● **EXERCISE REQUIREMENTS**:
Your task is to copy every record exactly.

● **ENTRIES SUPPLIED**:

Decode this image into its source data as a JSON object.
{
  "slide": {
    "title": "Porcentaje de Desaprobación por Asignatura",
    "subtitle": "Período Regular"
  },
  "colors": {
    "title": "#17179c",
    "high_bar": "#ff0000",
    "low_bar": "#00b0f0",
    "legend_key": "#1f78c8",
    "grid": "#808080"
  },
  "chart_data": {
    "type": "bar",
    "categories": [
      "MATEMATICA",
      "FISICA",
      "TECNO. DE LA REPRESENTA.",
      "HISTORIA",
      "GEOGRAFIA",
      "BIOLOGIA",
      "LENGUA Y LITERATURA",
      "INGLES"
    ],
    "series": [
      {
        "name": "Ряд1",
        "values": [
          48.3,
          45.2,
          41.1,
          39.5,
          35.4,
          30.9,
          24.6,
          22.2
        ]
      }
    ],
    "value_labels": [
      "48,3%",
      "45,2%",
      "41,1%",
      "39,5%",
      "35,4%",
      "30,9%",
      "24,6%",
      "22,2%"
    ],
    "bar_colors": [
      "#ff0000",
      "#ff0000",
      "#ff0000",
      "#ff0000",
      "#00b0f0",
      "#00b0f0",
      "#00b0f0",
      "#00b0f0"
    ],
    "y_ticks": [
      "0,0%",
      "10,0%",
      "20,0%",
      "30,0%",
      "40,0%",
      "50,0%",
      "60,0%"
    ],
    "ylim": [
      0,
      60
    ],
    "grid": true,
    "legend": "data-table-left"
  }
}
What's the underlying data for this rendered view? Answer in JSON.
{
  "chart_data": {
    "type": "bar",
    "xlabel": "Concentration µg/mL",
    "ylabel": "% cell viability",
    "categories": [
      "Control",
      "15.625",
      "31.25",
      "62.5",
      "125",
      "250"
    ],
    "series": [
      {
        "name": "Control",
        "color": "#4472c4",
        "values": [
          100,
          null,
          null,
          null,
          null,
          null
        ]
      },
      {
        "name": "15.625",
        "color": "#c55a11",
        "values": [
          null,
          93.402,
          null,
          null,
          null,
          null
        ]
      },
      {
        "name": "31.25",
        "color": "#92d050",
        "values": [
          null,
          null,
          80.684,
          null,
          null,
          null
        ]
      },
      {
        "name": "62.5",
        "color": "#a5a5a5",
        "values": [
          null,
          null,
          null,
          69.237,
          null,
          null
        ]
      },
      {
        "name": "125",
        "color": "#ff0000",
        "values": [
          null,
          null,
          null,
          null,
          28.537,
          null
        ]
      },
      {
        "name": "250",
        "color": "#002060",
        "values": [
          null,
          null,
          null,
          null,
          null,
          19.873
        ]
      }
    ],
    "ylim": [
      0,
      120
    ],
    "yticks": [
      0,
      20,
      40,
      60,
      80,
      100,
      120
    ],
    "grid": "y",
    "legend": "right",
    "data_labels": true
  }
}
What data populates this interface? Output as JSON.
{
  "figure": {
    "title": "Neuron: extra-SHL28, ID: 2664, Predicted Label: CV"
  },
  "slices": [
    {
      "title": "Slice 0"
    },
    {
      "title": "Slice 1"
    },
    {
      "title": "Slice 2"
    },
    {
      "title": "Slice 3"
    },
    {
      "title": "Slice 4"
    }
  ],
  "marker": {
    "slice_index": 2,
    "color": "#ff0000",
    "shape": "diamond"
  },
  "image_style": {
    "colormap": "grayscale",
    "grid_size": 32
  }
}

● **COMPLETE OUTPUT**:
Decode this image into its source data as a JSON object.
{
  "slide": {
    "title": "Porcentaje de Desaprobación por Asignatura",
    "subtitle": "Período Regular"
  },
  "colors": {
    "title": "#17179c",
    "high_bar": "#ff0000",
    "low_bar": "#00b0f0",
    "legend_key": "#1f78c8",
    "grid": "#808080"
  },
  "chart_data": {
    "type": "bar",
    "categories": [
      "MATEMATICA",
      "FISICA",
      "TECNO. DE LA REPRESENTA.",
      "HISTORIA",
      "GEOGRAFIA",
      "BIOLOGIA",
      "LENGUA Y LITERATURA",
      "INGLES"
    ],
    "series": [
      {
        "name": "Ряд1",
        "values": [
          48.3,
          45.2,
          41.1,
          39.5,
          35.4,
          30.9,
          24.6,
          22.2
        ]
      }
    ],
    "value_labels": [
      "48,3%",
      "45,2%",
      "41,1%",
      "39,5%",
      "35,4%",
      "30,9%",
      "24,6%",
      "22,2%"
    ],
    "bar_colors": [
      "#ff0000",
      "#ff0000",
      "#ff0000",
      "#ff0000",
      "#00b0f0",
      "#00b0f0",
      "#00b0f0",
      "#00b0f0"
    ],
    "y_ticks": [
      "0,0%",
      "10,0%",
      "20,0%",
      "30,0%",
      "40,0%",
      "50,0%",
      "60,0%"
    ],
    "ylim": [
      0,
      60
    ],
    "grid": true,
    "legend": "data-table-left"
  }
}
What's the underlying data for this rendered view? Answer in JSON.
{
  "chart_data": {
    "type": "bar",
    "xlabel": "Concentration µg/mL",
    "ylabel": "% cell viability",
    "categories": [
      "Control",
      "15.625",
      "31.25",
      "62.5",
      "125",
      "250"
    ],
    "series": [
      {
        "name": "Control",
        "color": "#4472c4",
        "values": [
          100,
          null,
          null,
          null,
          null,
          null
        ]
      },
      {
        "name": "15.625",
        "color": "#c55a11",
        "values": [
          null,
          93.402,
          null,
          null,
          null,
          null
        ]
      },
      {
        "name": "31.25",
        "color": "#92d050",
        "values": [
          null,
          null,
          80.684,
          null,
          null,
          null
        ]
      },
      {
        "name": "62.5",
        "color": "#a5a5a5",
        "values": [
          null,
          null,
          null,
          69.237,
          null,
          null
        ]
      },
      {
        "name": "125",
        "color": "#ff0000",
        "values": [
          null,
          null,
          null,
          null,
          28.537,
          null
        ]
      },
      {
        "name": "250",
        "color": "#002060",
        "values": [
          null,
          null,
          null,
          null,
          null,
          19.873
        ]
      }
    ],
    "ylim": [
      0,
      120
    ],
    "yticks": [
      0,
      20,
      40,
      60,
      80,
      100,
      120
    ],
    "grid": "y",
    "legend": "right",
    "data_labels": true
  }
}
What data populates this interface? Output as JSON.
{
  "figure": {
    "title": "Neuron: extra-SHL28, ID: 2664, Predicted Label: CV"
  },
  "slices": [
    {
      "title": "Slice 0"
    },
    {
      "title": "Slice 1"
    },
    {
      "title": "Slice 2"
    },
    {
      "title": "Slice 3"
    },
    {
      "title": "Slice 4"
    }
  ],
  "marker": {
    "slice_index": 2,
    "color": "#ff0000",
    "shape": "diamond"
  },
  "image_style": {
    "colormap": "grayscale",
    "grid_size": 32
  }
}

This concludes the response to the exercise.